#### [Stated goal]
From the entries below, extract every line that includes the word "Frequency".

#### [Data]

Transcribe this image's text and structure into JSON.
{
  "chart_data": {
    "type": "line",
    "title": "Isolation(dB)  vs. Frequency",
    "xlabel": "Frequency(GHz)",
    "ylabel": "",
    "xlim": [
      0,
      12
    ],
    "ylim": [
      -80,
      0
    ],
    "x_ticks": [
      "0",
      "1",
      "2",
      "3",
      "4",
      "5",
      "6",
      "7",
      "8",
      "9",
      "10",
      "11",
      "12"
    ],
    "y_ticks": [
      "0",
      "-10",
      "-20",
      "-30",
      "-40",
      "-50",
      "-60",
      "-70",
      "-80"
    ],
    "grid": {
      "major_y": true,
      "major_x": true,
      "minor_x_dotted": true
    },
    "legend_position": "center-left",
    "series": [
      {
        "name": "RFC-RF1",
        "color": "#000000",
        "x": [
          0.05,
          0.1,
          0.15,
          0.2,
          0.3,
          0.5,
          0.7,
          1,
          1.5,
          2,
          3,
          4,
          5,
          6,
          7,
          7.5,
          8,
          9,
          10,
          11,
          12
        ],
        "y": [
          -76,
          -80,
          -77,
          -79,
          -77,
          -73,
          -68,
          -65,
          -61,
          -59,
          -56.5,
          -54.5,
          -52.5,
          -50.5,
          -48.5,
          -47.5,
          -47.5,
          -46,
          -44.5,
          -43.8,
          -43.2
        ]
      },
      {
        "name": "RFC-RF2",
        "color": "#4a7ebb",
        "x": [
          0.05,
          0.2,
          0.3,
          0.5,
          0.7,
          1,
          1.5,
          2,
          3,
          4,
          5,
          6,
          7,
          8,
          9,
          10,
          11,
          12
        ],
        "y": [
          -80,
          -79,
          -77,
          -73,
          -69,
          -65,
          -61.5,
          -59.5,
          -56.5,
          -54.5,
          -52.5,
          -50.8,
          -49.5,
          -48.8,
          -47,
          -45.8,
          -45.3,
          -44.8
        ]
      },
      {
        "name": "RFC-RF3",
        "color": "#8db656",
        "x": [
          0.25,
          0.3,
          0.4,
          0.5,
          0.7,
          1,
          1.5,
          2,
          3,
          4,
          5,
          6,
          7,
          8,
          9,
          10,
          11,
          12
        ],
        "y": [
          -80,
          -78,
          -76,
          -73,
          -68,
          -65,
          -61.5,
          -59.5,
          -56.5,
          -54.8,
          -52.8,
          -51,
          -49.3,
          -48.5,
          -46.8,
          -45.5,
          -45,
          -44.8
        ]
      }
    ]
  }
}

#### [Correct response]
    "title": "Isolation(dB)  vs. Frequency",
    "xlabel": "Frequency(GHz)",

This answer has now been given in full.